**WHAT THE TASK REQUIRES**
Output every entry exactly as written.

|---|

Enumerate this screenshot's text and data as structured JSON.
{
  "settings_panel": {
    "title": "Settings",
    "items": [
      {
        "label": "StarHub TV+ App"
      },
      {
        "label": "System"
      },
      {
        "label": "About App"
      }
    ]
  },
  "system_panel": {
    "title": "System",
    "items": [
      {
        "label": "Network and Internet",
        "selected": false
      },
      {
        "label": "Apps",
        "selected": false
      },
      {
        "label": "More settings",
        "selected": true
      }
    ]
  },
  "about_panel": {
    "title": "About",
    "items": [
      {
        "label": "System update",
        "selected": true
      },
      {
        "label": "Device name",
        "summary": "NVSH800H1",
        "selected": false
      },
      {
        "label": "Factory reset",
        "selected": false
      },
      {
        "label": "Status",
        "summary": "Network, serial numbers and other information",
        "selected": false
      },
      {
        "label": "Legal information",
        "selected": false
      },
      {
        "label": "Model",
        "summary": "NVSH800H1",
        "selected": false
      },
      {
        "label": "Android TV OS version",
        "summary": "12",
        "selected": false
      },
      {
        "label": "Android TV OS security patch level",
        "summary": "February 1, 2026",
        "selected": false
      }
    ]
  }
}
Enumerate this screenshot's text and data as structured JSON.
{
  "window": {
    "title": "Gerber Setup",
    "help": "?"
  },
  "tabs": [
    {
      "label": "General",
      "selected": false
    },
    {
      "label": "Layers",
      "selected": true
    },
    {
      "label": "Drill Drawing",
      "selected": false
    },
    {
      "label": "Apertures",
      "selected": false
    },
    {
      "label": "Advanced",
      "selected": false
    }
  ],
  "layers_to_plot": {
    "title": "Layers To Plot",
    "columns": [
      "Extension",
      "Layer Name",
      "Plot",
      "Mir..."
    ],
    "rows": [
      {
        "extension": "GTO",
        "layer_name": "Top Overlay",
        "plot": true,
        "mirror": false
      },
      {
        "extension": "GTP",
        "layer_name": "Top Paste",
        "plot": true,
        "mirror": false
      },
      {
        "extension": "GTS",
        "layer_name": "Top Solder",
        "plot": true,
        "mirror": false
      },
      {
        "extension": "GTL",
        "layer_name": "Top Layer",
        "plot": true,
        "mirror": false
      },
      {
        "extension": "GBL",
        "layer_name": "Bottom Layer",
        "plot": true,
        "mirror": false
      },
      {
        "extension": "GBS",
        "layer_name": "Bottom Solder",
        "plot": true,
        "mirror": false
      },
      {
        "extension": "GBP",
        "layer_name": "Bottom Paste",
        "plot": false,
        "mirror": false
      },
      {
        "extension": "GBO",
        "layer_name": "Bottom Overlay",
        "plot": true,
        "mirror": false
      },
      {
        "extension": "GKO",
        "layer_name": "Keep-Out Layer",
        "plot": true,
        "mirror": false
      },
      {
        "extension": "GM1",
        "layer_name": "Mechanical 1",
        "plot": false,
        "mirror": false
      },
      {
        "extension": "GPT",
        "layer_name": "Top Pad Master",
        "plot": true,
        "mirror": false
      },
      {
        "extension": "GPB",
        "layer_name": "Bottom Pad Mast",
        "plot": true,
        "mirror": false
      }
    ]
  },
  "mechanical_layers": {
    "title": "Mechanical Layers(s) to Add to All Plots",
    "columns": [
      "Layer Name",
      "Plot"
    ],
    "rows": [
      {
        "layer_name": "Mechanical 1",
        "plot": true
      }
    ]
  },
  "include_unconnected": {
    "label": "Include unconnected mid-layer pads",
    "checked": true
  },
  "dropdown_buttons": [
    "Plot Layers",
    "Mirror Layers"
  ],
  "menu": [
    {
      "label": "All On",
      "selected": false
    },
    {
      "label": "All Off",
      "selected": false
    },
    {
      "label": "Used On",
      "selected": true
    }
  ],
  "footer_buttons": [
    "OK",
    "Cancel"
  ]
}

|---|

**ANSWER FOR THIS EXERCISE**
Enumerate this screenshot's text and data as structured JSON.
{
  "settings_panel": {
    "title": "Settings",
    "items": [
      {
        "label": "StarHub TV+ App"
      },
      {
        "label": "System"
      },
      {
        "label": "About App"
      }
    ]
  },
  "system_panel": {
    "title": "System",
    "items": [
      {
        "label": "Network and Internet",
        "selected": false
      },
      {
        "label": "Apps",
        "selected": false
      },
      {
        "label": "More settings",
        "selected": true
      }
    ]
  },
  "about_panel": {
    "title": "About",
    "items": [
      {
        "label": "System update",
        "selected": true
      },
      {
        "label": "Device name",
        "summary": "NVSH800H1",
        "selected": false
      },
      {
        "label": "Factory reset",
        "selected": false
      },
      {
        "label": "Status",
        "summary": "Network, serial numbers and other information",
        "selected": false
      },
      {
        "label": "Legal information",
        "selected": false
      },
      {
        "label": "Model",
        "summary": "NVSH800H1",
        "selected": false
      },
      {
        "label": "Android TV OS version",
        "summary": "12",
        "selected": false
      },
      {
        "label": "Android TV OS security patch level",
        "summary": "February 1, 2026",
        "selected": false
      }
    ]
  }
}
Enumerate this screenshot's text and data as structured JSON.
{
  "window": {
    "title": "Gerber Setup",
    "help": "?"
  },
  "tabs": [
    {
      "label": "General",
      "selected": false
    },
    {
      "label": "Layers",
      "selected": true
    },
    {
      "label": "Drill Drawing",
      "selected": false
    },
    {
      "label": "Apertures",
      "selected": false
    },
    {
      "label": "Advanced",
      "selected": false
    }
  ],
  "layers_to_plot": {
    "title": "Layers To Plot",
    "columns": [
      "Extension",
      "Layer Name",
      "Plot",
      "Mir..."
    ],
    "rows": [
      {
        "extension": "GTO",
        "layer_name": "Top Overlay",
        "plot": true,
        "mirror": false
      },
      {
        "extension": "GTP",
        "layer_name": "Top Paste",
        "plot": true,
        "mirror": false
      },
      {
        "extension": "GTS",
        "layer_name": "Top Solder",
        "plot": true,
        "mirror": false
      },
      {
        "extension": "GTL",
        "layer_name": "Top Layer",
        "plot": true,
        "mirror": false
      },
      {
        "extension": "GBL",
        "layer_name": "Bottom Layer",
        "plot": true,
        "mirror": false
      },
      {
        "extension": "GBS",
        "layer_name": "Bottom Solder",
        "plot": true,
        "mirror": false
      },
      {
        "extension": "GBP",
        "layer_name": "Bottom Paste",
        "plot": false,
        "mirror": false
      },
      {
        "extension": "GBO",
        "layer_name": "Bottom Overlay",
        "plot": true,
        "mirror": false
      },
      {
        "extension": "GKO",
        "layer_name": "Keep-Out Layer",
        "plot": true,
        "mirror": false
      },
      {
        "extension": "GM1",
        "layer_name": "Mechanical 1",
        "plot": false,
        "mirror": false
      },
      {
        "extension": "GPT",
        "layer_name": "Top Pad Master",
        "plot": true,
        "mirror": false
      },
      {
        "extension": "GPB",
        "layer_name": "Bottom Pad Mast",
        "plot": true,
        "mirror": false
      }
    ]
  },
  "mechanical_layers": {
    "title": "Mechanical Layers(s) to Add to All Plots",
    "columns": [
      "Layer Name",
      "Plot"
    ],
    "rows": [
      {
        "layer_name": "Mechanical 1",
        "plot": true
      }
    ]
  },
  "include_unconnected": {
    "label": "Include unconnected mid-layer pads",
    "checked": true
  },
  "dropdown_buttons": [
    "Plot Layers",
    "Mirror Layers"
  ],
  "menu": [
    {
      "label": "All On",
      "selected": false
    },
    {
      "label": "All Off",
      "selected": false
    },
    {
      "label": "Used On",
      "selected": true
    }
  ],
  "footer_buttons": [
    "OK",
    "Cancel"
  ]
}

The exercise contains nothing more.